--- WRITTEN PROBLEM ---
In the material below, the lines containing the word "labels" are required; copy each of them.

--- RECORDS PROVIDED ---
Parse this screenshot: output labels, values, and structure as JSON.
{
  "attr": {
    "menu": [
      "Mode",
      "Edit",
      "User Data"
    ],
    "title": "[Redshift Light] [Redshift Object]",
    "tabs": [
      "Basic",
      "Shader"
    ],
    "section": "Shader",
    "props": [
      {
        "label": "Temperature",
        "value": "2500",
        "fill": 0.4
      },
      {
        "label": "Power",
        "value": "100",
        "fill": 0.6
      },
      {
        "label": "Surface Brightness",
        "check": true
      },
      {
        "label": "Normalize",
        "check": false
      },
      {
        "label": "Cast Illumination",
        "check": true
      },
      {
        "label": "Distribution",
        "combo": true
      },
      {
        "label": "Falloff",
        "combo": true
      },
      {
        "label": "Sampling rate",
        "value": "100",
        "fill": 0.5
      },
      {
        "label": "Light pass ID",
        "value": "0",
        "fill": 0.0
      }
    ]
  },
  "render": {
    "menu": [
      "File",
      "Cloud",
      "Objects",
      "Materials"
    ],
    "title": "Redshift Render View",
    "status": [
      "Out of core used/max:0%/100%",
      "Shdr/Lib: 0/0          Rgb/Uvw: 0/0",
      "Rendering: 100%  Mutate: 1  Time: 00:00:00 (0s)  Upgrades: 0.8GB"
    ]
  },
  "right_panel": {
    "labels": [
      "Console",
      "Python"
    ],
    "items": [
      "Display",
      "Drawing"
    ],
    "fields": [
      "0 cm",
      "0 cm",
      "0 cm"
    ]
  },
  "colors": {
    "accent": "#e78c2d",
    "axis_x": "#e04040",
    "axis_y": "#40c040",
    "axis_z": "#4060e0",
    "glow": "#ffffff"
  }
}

--- RESULT ---
Parse this screenshot: output labels, values, and structure as JSON.
    "labels": [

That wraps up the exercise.